• _EXERCISE INSTRUCTIONS_
Tally the lines containing the word "text" and give the total alone.

• _SOURCE RECORDS_
□ □ □ □ □ □ □

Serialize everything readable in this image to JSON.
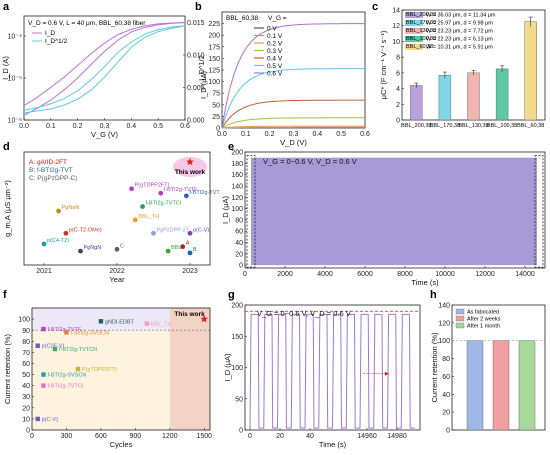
{
  "chart_data": [
    {
      "panel": "a",
      "type": "line",
      "annotation": "V_D = 0.6 V, L = 40 μm, BBL_60,38 fiber",
      "xlabel": "V_G (V)",
      "ylabel_left": "I_D (A)",
      "ylabel_right": "I_D^1/2",
      "xlim": [
        0,
        0.6
      ],
      "xticks": [
        "0.0",
        "0.1",
        "0.2",
        "0.3",
        "0.4",
        "0.5",
        "0.6"
      ],
      "ylim_left_log": [
        1e-06,
        0.0003
      ],
      "yticks_left": [
        "10⁻⁴",
        "10⁻⁵",
        "10⁻⁶"
      ],
      "ylim_right": [
        0,
        0.016
      ],
      "yticks_right": [
        "0.015",
        "0.010",
        "0.005",
        "0.000"
      ],
      "legend": [
        "I_D",
        "I_D^1/2"
      ],
      "series": [
        {
          "name": "I_D fwd",
          "color": "#c070d8",
          "axis": "left",
          "x": [
            0,
            0.05,
            0.1,
            0.15,
            0.2,
            0.25,
            0.3,
            0.35,
            0.4,
            0.45,
            0.5,
            0.55,
            0.6
          ],
          "y": [
            1.3e-06,
            1.9e-06,
            3e-06,
            5.2e-06,
            1e-05,
            2.1e-05,
            4.3e-05,
            8e-05,
            0.000125,
            0.00016,
            0.000185,
            0.0002,
            0.00021
          ]
        },
        {
          "name": "I_D rev",
          "color": "#c070d8",
          "axis": "left",
          "x": [
            0,
            0.05,
            0.1,
            0.15,
            0.2,
            0.25,
            0.3,
            0.35,
            0.4,
            0.45,
            0.5,
            0.55,
            0.6
          ],
          "y": [
            2.2e-06,
            3.5e-06,
            6e-06,
            1.05e-05,
            2e-05,
            3.8e-05,
            6.8e-05,
            0.000108,
            0.000145,
            0.000175,
            0.000195,
            0.000205,
            0.00021
          ]
        },
        {
          "name": "I_D^1/2 fwd",
          "color": "#5ec8e8",
          "axis": "right",
          "x": [
            0,
            0.05,
            0.1,
            0.15,
            0.2,
            0.25,
            0.3,
            0.35,
            0.4,
            0.45,
            0.5,
            0.55,
            0.6
          ],
          "y": [
            0.0011,
            0.0014,
            0.0017,
            0.0023,
            0.0032,
            0.0046,
            0.0066,
            0.0089,
            0.0112,
            0.0127,
            0.0136,
            0.0141,
            0.0145
          ]
        },
        {
          "name": "I_D^1/2 rev",
          "color": "#5ec8e8",
          "axis": "right",
          "x": [
            0,
            0.05,
            0.1,
            0.15,
            0.2,
            0.25,
            0.3,
            0.35,
            0.4,
            0.45,
            0.5,
            0.55,
            0.6
          ],
          "y": [
            0.0015,
            0.0019,
            0.0025,
            0.0033,
            0.0045,
            0.0062,
            0.0082,
            0.0104,
            0.012,
            0.0132,
            0.0139,
            0.0143,
            0.0145
          ]
        }
      ]
    },
    {
      "panel": "b",
      "type": "line",
      "legend_title": "BBL_60,38",
      "legend_header": "V_G =",
      "xlabel": "V_D (V)",
      "ylabel": "I_D (μA)",
      "xlim": [
        0,
        0.6
      ],
      "xticks": [
        "0.0",
        "0.1",
        "0.2",
        "0.3",
        "0.4",
        "0.5",
        "0.6"
      ],
      "ylim": [
        0,
        250
      ],
      "yticks": [
        "0",
        "25",
        "50",
        "75",
        "100",
        "125",
        "150",
        "175",
        "200",
        "225"
      ],
      "series": [
        {
          "name": "0 V",
          "color": "#555555",
          "sat": 0.5
        },
        {
          "name": "0.1 V",
          "color": "#f08080",
          "sat": 1.5
        },
        {
          "name": "0.2 V",
          "color": "#e6a23c",
          "sat": 4
        },
        {
          "name": "0.3 V",
          "color": "#9bc53d",
          "sat": 22
        },
        {
          "name": "0.4 V",
          "color": "#c06030",
          "sat": 60
        },
        {
          "name": "0.5 V",
          "color": "#5ec8e8",
          "sat": 128
        },
        {
          "name": "0.6 V",
          "color": "#b070d0",
          "sat": 225
        }
      ]
    },
    {
      "panel": "c",
      "type": "bar",
      "ylabel": "μC* (F cm⁻¹ V⁻¹ s⁻¹)",
      "ylim": [
        0,
        14
      ],
      "yticks": [
        "0",
        "2",
        "4",
        "6",
        "8",
        "10",
        "12",
        "14"
      ],
      "categories": [
        "BBL_200,38",
        "BBL_170,38",
        "BBL_130,38",
        "BBL_100,38",
        "BBL_60,38"
      ],
      "values": [
        4.4,
        5.7,
        6.0,
        6.5,
        12.5
      ],
      "errors": [
        0.3,
        0.4,
        0.3,
        0.4,
        0.6
      ],
      "colors": [
        "#b9a3dc",
        "#7fd6e4",
        "#f2b4b0",
        "#5fc7a4",
        "#f3d98a"
      ],
      "legend": [
        {
          "name": "BBL_200,38",
          "text": "W = 36.03 μm, d = 11.34 μm"
        },
        {
          "name": "BBL_170,38",
          "text": "W = 25.97 μm, d = 9.98 μm"
        },
        {
          "name": "BBL_130,38",
          "text": "W = 23.23 μm, d = 7.72 μm"
        },
        {
          "name": "BBL_100,38",
          "text": "W = 22.23 μm, d = 6.13 μm"
        },
        {
          "name": "BBL_60,38",
          "text": "W = 10.31 μm, d = 5.91 μm"
        }
      ]
    },
    {
      "panel": "d",
      "type": "scatter",
      "xlabel": "Year",
      "ylabel": "g_m,A (μS μm⁻²)",
      "xticks": [
        "2021",
        "2022",
        "2023"
      ],
      "categories_legend": [
        "A: gAIID-2FT",
        "B: f-BTI2g-TVT",
        "C: P(gPzDPP-C)"
      ],
      "this_work": "This work",
      "points": [
        {
          "label": "P(gTDPP2FT)",
          "color": "#b040c0",
          "x": 2022.2,
          "y": 0.8
        },
        {
          "label": "f-BTI2g-TVTF",
          "color": "#b040c0",
          "x": 2022.6,
          "y": 0.75
        },
        {
          "label": "f-BTI2g-TVTCl",
          "color": "#2aa060",
          "x": 2022.35,
          "y": 0.6
        },
        {
          "label": "PgNaN",
          "color": "#c09020",
          "x": 2021.2,
          "y": 0.55
        },
        {
          "label": "BBL_TH",
          "color": "#f0a020",
          "x": 2022.25,
          "y": 0.45
        },
        {
          "label": "PgPzDPP-2T",
          "color": "#8fa0e0",
          "x": 2022.5,
          "y": 0.3
        },
        {
          "label": "p(C-T2-OMe)",
          "color": "#c04020",
          "x": 2021.3,
          "y": 0.3
        },
        {
          "label": "p(C4-T2)",
          "color": "#20a0a0",
          "x": 2021.0,
          "y": 0.18
        },
        {
          "label": "p(C-V)",
          "color": "#8040c0",
          "x": 2023.0,
          "y": 0.3
        },
        {
          "label": "PgNgN",
          "color": "#404080",
          "x": 2021.5,
          "y": 0.1
        },
        {
          "label": "BBL",
          "color": "#3aa040",
          "x": 2022.7,
          "y": 0.1
        },
        {
          "label": "A",
          "color": "#b02020",
          "x": 2022.9,
          "y": 0.15
        },
        {
          "label": "B",
          "color": "#2060c0",
          "x": 2023.0,
          "y": 0.08
        },
        {
          "label": "C",
          "color": "#606060",
          "x": 2022.0,
          "y": 0.12
        },
        {
          "label": "f-BTI2g-TVT",
          "color": "#3060c0",
          "x": 2022.95,
          "y": 0.72
        }
      ]
    },
    {
      "panel": "e",
      "type": "area",
      "annotation": "V_G = 0~0.6 V, V_D = 0.6 V",
      "xlabel": "Time (s)",
      "ylabel": "I_D (μA)",
      "xlim": [
        0,
        15000
      ],
      "xticks": [
        "0",
        "2000",
        "4000",
        "6000",
        "8000",
        "10000",
        "12000",
        "14000"
      ],
      "ylim": [
        -5,
        200
      ],
      "yticks": [
        "0",
        "20",
        "40",
        "60",
        "80",
        "100",
        "120",
        "140",
        "160",
        "180",
        "200"
      ],
      "value_high": 190,
      "value_low": 0,
      "color": "#a79ad6"
    },
    {
      "panel": "f",
      "type": "scatter",
      "xlabel": "Cycles",
      "ylabel": "Current retention (%)",
      "xlim": [
        0,
        1550
      ],
      "xticks": [
        "0",
        "300",
        "600",
        "900",
        "1200",
        "1500"
      ],
      "ylim": [
        0,
        110
      ],
      "yticks": [
        "0",
        "10",
        "20",
        "30",
        "40",
        "50",
        "60",
        "70",
        "80",
        "90",
        "100"
      ],
      "reference_line": "90",
      "this_work": "This work",
      "points": [
        {
          "label": "f-BTI2g-TVTF",
          "color": "#b040c0",
          "x": 100,
          "y": 91
        },
        {
          "label": "gNDI-EDBT",
          "color": "#206060",
          "x": 600,
          "y": 98
        },
        {
          "label": "BBL_TH",
          "color": "#f0a0c0",
          "x": 1000,
          "y": 96
        },
        {
          "label": "f-SeI2g-SVSCN",
          "color": "#e08040",
          "x": 300,
          "y": 88
        },
        {
          "label": "p(C2F-V)",
          "color": "#6060c0",
          "x": 50,
          "y": 76
        },
        {
          "label": "f-BTI2g-TVTCN",
          "color": "#30b070",
          "x": 200,
          "y": 73
        },
        {
          "label": "P(gTDPP2FT)",
          "color": "#d0b030",
          "x": 400,
          "y": 55
        },
        {
          "label": "f-BTI2g-SVSCN",
          "color": "#20a0a0",
          "x": 100,
          "y": 50
        },
        {
          "label": "f-BTI2g-TVTCl",
          "color": "#e070c0",
          "x": 100,
          "y": 40
        },
        {
          "label": "p(C-V)",
          "color": "#6060c0",
          "x": 50,
          "y": 10
        },
        {
          "label": "This work",
          "color": "#e02020",
          "x": 1500,
          "y": 100
        }
      ]
    },
    {
      "panel": "g",
      "type": "line",
      "annotation": "V_G = 0~0.6 V, V_D = 0.6 V",
      "xlabel": "Time (s)",
      "ylabel": "I_D (μA)",
      "xticks": [
        "0",
        "20",
        "40",
        "14960",
        "14980"
      ],
      "ylim": [
        0,
        200
      ],
      "yticks": [
        "0",
        "50",
        "100",
        "150",
        "200"
      ],
      "value_high": 185,
      "color": "#9a7ad8"
    },
    {
      "panel": "h",
      "type": "bar",
      "ylabel": "Current retention (%)",
      "ylim": [
        0,
        140
      ],
      "yticks": [
        "0",
        "20",
        "40",
        "60",
        "80",
        "100",
        "120",
        "140"
      ],
      "series": [
        {
          "name": "As fabricated",
          "color": "#9fb8e8",
          "value": 100
        },
        {
          "name": "After 2 weeks",
          "color": "#f0a0a0",
          "value": 100
        },
        {
          "name": "After 1 month",
          "color": "#a8d89a",
          "value": 100
        }
      ]
    }
  ],
  "panel_labels": [
    "a",
    "b",
    "c",
    "d",
    "e",
    "f",
    "g",
    "h"
  ]
}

□ □ □ □ □ □ □

• _FINAL RESULT_
5